##### Data shown #####

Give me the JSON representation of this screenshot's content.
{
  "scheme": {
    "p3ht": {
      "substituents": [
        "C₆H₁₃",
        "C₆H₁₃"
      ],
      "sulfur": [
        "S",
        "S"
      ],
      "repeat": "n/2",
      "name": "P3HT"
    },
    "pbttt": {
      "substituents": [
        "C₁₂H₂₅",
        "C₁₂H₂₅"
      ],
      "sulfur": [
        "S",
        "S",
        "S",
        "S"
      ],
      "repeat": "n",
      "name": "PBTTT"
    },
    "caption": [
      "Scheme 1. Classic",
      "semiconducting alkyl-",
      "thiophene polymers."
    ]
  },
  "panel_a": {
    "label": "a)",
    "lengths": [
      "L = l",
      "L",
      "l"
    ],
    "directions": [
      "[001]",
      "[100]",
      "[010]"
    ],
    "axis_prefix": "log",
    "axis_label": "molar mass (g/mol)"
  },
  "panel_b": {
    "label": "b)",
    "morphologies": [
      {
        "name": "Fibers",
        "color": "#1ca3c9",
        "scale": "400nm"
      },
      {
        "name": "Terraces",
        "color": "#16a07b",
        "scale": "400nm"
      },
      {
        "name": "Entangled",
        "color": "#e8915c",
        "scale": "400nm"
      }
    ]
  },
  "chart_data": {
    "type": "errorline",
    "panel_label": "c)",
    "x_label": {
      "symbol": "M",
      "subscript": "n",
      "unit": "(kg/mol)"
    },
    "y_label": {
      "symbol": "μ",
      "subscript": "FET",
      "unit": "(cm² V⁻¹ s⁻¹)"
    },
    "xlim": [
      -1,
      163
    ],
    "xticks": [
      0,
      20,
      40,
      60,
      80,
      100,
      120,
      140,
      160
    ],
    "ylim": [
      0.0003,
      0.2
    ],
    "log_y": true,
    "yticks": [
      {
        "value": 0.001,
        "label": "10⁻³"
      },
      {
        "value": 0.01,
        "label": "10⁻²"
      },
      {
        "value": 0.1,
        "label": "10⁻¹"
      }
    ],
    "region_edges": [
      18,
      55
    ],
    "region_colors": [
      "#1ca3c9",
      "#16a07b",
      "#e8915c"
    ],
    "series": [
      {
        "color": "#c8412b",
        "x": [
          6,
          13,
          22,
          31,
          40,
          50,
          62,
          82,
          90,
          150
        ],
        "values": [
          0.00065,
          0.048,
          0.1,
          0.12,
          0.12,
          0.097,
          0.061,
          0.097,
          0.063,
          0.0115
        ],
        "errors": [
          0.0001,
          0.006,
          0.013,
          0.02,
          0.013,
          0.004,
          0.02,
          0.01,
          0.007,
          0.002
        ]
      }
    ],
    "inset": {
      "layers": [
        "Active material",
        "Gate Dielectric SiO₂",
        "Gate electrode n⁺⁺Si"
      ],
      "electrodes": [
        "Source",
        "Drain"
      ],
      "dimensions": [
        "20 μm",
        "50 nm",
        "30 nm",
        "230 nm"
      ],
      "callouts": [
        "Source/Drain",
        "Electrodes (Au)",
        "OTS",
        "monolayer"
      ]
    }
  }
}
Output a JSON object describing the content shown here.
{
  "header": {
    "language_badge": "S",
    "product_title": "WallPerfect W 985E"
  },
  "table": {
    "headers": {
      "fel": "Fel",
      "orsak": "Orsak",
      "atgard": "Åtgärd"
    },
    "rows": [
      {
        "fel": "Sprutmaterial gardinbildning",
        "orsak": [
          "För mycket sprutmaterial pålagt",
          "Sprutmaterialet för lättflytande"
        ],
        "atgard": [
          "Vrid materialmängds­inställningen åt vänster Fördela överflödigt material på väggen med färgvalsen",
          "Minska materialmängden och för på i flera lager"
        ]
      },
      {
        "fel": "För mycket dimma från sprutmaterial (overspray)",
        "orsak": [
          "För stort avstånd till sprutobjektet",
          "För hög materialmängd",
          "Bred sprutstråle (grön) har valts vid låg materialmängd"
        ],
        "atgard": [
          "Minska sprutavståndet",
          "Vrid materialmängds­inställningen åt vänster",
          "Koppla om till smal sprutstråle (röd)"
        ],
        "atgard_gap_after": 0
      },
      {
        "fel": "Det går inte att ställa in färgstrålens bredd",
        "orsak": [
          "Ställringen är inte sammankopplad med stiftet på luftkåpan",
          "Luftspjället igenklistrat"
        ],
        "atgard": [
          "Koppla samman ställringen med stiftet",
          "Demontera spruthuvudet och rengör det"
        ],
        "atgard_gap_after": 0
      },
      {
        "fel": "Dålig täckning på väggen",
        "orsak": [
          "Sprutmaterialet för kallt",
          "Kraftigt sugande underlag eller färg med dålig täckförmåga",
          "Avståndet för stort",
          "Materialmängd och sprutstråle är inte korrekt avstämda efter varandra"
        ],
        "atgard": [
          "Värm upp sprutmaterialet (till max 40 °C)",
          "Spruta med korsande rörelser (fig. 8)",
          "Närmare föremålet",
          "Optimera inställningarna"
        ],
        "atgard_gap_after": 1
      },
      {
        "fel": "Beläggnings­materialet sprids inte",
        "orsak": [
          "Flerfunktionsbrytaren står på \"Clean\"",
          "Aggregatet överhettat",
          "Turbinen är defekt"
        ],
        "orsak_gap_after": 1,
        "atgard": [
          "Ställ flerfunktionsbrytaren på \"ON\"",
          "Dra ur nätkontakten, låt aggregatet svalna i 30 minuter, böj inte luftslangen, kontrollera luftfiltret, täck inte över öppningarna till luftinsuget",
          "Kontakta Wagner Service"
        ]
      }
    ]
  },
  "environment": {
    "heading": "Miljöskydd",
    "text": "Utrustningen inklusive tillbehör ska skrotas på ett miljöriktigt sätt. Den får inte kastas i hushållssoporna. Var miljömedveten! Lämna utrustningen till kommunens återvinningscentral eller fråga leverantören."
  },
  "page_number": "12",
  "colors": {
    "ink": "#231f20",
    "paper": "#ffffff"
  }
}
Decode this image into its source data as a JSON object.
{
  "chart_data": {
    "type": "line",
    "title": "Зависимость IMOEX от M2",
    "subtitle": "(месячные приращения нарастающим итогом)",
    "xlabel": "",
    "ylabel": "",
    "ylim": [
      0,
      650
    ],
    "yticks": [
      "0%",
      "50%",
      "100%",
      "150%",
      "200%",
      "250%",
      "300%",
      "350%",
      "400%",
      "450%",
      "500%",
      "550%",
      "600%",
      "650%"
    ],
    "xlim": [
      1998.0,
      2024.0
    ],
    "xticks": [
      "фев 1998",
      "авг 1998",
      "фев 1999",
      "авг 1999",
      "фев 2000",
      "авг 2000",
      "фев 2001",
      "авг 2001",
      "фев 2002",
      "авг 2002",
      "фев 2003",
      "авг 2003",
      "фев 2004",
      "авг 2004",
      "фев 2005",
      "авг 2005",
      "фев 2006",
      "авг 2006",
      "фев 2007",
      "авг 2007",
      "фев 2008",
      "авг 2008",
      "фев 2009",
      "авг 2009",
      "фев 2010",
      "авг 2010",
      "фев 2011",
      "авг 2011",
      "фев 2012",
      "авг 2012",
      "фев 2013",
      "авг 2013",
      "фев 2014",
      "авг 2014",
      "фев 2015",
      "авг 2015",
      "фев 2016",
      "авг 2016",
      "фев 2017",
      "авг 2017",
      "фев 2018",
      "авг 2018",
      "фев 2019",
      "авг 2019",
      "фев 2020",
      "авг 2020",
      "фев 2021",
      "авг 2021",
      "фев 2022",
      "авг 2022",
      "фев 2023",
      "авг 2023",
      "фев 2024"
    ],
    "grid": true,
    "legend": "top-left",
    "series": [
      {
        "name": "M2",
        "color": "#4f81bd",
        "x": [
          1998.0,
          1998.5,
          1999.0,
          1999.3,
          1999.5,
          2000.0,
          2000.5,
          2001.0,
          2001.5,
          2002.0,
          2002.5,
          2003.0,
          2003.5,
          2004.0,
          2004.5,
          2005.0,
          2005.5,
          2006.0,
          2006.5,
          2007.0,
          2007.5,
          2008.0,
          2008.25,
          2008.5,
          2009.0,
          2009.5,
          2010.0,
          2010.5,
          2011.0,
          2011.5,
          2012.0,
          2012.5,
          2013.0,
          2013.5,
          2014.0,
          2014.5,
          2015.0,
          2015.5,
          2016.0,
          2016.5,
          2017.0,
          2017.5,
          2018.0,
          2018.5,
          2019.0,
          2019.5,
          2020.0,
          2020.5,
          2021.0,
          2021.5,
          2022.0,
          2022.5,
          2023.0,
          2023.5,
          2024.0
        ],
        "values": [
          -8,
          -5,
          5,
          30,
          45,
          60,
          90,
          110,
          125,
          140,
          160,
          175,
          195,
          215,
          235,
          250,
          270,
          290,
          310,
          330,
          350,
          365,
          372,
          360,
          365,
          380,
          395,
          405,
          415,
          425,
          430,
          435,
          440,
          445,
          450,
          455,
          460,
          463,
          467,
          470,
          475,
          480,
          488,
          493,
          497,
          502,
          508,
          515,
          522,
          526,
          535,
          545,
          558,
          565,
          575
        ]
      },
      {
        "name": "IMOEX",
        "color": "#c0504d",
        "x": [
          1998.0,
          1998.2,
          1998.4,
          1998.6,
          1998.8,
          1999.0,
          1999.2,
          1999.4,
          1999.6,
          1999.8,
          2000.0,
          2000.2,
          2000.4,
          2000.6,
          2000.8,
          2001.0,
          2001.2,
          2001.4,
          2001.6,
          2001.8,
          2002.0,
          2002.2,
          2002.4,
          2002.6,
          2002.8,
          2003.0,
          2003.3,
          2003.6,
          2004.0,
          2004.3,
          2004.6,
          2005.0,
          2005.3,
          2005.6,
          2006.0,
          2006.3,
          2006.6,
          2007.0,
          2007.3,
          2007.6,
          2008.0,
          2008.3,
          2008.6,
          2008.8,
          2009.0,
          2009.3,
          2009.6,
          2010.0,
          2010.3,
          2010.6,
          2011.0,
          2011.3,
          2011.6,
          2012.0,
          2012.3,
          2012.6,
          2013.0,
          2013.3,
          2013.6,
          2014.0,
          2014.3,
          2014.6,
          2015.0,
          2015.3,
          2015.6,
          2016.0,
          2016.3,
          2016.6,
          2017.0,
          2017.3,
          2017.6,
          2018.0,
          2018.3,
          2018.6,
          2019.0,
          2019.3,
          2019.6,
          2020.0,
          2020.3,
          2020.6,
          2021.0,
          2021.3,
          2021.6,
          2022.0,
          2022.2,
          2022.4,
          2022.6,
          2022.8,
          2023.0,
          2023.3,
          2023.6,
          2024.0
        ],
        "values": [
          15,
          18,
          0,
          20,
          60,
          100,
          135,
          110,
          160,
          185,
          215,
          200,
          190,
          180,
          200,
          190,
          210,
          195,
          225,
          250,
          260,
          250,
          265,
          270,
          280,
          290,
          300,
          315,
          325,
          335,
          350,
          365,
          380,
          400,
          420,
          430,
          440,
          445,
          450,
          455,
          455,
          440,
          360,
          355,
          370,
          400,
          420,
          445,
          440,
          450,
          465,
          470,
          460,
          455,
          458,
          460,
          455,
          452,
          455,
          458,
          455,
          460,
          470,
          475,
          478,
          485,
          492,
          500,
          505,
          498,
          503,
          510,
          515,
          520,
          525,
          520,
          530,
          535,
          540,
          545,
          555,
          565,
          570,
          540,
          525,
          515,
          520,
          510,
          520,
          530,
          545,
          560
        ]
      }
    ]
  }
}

#####

__Instructions for the task__. Locate the word "sprutstråle" in the records above, and return each line that has it.

__Written solution__.
          "Bred sprutstråle (grön) har valts vid låg materialmängd"
          "Koppla om till smal sprutstråle (röd)"
          "Materialmängd och sprutstråle är inte korrekt avstämda efter varandra"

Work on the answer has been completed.